Select the lines of the records containing the word "love" and list them.

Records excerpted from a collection
● ● ● ● ● ● ●

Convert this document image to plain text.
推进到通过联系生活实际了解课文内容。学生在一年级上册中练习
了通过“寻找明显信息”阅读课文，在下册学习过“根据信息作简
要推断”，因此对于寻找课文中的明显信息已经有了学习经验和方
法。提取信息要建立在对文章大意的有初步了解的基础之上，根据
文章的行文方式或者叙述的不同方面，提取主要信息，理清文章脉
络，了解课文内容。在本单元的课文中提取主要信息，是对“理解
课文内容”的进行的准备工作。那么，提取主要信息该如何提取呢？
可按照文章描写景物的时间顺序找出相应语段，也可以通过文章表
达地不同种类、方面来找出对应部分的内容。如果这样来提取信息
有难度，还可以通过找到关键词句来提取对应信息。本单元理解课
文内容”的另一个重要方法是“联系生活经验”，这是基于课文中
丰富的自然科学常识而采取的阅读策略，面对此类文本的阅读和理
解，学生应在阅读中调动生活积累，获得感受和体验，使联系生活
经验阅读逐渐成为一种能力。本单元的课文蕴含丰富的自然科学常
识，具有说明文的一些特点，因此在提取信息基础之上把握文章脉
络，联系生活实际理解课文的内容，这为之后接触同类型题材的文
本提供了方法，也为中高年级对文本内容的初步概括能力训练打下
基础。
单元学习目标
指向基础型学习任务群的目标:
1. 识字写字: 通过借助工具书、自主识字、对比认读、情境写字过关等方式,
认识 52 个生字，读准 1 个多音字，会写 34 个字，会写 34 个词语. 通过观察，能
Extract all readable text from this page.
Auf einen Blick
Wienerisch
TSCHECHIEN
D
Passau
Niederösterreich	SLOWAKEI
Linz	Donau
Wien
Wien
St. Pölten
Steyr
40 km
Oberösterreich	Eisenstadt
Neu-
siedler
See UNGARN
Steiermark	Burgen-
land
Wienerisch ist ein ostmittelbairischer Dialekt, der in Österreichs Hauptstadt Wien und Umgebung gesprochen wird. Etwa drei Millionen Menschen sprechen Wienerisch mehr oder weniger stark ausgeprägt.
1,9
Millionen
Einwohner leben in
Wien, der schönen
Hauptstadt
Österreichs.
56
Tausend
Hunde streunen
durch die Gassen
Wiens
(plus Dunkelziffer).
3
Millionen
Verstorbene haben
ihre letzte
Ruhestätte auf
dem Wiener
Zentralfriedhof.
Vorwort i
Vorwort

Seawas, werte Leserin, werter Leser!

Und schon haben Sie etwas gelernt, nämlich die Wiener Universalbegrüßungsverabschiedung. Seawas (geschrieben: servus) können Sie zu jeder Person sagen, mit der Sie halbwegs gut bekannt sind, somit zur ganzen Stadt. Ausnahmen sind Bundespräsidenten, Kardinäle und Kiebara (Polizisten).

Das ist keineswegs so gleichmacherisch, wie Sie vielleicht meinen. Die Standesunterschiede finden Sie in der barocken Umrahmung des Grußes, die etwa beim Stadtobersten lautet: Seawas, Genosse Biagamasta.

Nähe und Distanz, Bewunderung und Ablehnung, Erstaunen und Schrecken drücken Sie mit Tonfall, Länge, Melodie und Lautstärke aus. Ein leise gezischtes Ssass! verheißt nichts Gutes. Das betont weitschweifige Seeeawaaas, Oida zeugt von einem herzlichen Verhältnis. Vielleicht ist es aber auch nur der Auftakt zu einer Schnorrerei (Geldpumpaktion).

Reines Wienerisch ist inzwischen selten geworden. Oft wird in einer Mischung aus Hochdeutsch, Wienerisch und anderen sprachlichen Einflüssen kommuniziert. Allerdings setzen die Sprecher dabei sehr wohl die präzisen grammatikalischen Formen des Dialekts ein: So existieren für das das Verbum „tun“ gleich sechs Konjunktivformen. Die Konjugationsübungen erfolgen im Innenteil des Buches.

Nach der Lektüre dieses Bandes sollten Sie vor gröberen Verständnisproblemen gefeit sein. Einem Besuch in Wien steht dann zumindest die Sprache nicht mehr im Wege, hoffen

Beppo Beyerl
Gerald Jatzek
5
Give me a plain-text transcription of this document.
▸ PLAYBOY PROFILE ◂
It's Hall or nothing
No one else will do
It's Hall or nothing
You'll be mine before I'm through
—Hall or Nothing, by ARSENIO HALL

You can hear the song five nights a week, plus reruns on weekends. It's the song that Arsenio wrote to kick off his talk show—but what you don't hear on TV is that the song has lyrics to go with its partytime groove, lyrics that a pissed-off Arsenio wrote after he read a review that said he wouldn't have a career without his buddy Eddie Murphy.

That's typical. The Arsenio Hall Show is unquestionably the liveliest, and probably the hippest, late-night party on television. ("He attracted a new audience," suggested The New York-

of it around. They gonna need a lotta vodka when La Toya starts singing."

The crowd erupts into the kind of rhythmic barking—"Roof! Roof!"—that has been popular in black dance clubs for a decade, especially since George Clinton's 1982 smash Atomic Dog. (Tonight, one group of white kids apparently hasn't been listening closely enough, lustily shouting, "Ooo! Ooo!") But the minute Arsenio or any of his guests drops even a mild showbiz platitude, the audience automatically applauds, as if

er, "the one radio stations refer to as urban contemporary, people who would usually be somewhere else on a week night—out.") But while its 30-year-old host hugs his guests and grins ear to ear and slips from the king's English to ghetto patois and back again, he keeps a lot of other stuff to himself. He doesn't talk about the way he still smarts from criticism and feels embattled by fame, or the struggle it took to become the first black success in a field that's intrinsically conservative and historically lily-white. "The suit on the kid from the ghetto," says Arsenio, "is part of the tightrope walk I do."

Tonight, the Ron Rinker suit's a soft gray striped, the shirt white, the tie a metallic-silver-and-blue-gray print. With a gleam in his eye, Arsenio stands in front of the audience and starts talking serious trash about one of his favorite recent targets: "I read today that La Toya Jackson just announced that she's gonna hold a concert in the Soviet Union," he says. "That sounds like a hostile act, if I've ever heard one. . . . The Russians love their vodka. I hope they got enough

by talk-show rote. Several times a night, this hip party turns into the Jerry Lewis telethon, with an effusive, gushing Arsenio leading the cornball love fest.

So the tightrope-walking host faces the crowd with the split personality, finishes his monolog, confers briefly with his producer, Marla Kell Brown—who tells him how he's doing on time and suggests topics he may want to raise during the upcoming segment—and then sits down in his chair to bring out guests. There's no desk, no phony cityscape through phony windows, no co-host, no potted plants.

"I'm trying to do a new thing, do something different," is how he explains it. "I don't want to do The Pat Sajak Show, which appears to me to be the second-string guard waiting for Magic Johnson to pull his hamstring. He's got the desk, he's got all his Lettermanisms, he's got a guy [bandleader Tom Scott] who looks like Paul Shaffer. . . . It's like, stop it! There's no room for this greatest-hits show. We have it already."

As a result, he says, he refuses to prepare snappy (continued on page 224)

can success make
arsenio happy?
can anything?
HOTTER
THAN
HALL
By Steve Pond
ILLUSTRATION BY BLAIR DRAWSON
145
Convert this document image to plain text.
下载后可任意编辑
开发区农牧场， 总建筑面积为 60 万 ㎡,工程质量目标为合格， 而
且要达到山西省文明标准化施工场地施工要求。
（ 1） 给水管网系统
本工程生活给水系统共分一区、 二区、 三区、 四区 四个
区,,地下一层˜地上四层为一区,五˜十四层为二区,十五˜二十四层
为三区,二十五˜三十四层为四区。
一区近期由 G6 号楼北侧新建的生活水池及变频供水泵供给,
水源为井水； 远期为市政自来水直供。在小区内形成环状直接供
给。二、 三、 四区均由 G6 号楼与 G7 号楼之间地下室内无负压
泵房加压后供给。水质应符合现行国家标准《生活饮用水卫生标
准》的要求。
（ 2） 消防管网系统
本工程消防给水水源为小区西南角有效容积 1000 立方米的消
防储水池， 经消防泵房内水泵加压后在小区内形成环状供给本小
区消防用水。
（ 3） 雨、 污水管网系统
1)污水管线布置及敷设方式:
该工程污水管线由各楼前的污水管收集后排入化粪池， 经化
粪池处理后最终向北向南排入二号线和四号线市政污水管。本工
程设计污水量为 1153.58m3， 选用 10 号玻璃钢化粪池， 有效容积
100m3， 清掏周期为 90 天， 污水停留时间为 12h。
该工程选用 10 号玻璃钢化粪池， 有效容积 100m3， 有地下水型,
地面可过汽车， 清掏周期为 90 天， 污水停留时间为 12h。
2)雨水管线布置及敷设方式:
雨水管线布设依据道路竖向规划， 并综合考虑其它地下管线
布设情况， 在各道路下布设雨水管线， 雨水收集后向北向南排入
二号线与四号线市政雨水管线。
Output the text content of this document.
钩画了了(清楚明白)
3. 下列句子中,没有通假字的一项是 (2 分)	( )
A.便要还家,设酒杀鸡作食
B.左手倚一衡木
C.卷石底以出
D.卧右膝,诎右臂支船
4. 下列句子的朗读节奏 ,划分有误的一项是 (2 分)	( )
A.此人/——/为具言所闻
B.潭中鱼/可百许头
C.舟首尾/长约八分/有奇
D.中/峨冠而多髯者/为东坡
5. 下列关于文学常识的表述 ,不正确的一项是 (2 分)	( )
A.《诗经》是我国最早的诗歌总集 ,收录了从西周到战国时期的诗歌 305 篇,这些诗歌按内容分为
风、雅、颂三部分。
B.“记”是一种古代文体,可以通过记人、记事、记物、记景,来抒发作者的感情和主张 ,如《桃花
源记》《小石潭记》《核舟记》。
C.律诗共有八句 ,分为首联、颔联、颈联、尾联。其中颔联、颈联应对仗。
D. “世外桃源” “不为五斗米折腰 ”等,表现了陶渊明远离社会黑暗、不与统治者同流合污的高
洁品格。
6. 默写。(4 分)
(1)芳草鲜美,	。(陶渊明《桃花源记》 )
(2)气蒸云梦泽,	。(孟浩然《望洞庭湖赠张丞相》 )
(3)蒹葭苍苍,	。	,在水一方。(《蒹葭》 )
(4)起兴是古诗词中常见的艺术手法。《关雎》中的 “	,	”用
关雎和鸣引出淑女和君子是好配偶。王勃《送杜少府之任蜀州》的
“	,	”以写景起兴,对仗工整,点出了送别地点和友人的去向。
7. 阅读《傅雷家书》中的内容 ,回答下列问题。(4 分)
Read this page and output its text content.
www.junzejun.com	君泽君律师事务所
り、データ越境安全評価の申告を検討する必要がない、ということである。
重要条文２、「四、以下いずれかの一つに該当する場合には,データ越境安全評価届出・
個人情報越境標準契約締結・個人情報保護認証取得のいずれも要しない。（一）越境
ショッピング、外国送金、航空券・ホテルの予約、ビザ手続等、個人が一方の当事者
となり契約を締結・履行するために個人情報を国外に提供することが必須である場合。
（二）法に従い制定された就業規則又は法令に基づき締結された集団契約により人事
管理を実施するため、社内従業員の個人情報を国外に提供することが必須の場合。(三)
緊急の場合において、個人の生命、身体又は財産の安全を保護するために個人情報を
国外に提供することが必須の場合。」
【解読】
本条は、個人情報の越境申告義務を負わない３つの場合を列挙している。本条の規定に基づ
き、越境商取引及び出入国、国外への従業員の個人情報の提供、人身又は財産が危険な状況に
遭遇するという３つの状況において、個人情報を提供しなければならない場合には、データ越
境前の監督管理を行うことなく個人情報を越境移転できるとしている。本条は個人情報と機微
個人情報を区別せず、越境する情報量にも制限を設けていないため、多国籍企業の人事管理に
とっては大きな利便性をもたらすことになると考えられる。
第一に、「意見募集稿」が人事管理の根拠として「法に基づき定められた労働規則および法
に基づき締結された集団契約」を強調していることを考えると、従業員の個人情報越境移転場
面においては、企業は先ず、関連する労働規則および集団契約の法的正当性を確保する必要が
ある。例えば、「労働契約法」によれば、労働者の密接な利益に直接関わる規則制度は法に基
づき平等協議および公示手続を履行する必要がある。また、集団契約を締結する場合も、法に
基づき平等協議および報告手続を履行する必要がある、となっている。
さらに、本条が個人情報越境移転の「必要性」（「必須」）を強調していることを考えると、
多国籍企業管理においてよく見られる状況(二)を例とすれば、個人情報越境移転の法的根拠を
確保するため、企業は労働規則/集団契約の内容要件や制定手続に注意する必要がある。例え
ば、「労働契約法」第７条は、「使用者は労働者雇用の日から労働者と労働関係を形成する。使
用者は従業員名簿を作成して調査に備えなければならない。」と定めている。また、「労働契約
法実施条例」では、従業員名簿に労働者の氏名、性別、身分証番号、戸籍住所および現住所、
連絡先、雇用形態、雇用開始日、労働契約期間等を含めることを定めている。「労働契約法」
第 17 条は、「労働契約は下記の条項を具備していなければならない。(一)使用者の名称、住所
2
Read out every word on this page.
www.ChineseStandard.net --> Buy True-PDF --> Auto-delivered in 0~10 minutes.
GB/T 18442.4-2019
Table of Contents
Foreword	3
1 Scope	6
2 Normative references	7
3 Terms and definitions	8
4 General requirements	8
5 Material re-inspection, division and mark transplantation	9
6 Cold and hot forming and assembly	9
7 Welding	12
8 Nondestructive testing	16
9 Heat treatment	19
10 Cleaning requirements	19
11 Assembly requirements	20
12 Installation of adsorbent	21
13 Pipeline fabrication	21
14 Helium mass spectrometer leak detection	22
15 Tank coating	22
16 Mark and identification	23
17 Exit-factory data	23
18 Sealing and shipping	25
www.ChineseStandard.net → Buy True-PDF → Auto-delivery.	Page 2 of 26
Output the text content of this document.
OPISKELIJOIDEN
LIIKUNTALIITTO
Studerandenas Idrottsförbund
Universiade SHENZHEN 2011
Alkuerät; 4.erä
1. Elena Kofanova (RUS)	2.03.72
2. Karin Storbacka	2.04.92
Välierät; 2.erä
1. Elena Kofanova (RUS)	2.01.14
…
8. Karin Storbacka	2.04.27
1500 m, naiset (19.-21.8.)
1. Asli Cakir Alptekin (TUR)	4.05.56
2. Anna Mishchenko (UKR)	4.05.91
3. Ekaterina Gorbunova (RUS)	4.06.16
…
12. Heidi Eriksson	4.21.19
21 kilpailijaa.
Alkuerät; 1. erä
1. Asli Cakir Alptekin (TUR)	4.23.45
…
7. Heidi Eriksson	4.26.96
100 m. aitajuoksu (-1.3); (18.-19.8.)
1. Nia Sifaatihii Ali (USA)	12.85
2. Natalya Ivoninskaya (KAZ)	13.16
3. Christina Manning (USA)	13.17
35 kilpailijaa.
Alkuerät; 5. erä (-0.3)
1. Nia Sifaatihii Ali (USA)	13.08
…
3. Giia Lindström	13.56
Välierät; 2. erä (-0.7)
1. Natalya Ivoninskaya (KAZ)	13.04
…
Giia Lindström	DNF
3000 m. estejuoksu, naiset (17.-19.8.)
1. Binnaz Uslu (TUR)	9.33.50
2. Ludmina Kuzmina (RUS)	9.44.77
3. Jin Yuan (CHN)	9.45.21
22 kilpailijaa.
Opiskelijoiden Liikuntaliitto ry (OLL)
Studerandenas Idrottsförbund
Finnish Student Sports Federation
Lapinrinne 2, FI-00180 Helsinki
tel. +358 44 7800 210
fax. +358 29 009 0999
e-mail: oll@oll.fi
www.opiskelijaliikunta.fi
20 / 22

● ● ● ● ● ● ●

Answer to the problem:
Tonight, the Ron Rinker suit's a soft gray striped, the shirt white, the tie a metallic-silver-and-blue-gray print. With a gleam in his eye, Arsenio stands in front of the audience and starts talking serious trash about one of his favorite recent targets: "I read today that La Toya Jackson just announced that she's gonna hold a concert in the Soviet Union," he says. "That sounds like a hostile act, if I've ever heard one. . . . The Russians love their vodka. I hope they got enough
by talk-show rote. Several times a night, this hip party turns into the Jerry Lewis telethon, with an effusive, gushing Arsenio leading the cornball love fest.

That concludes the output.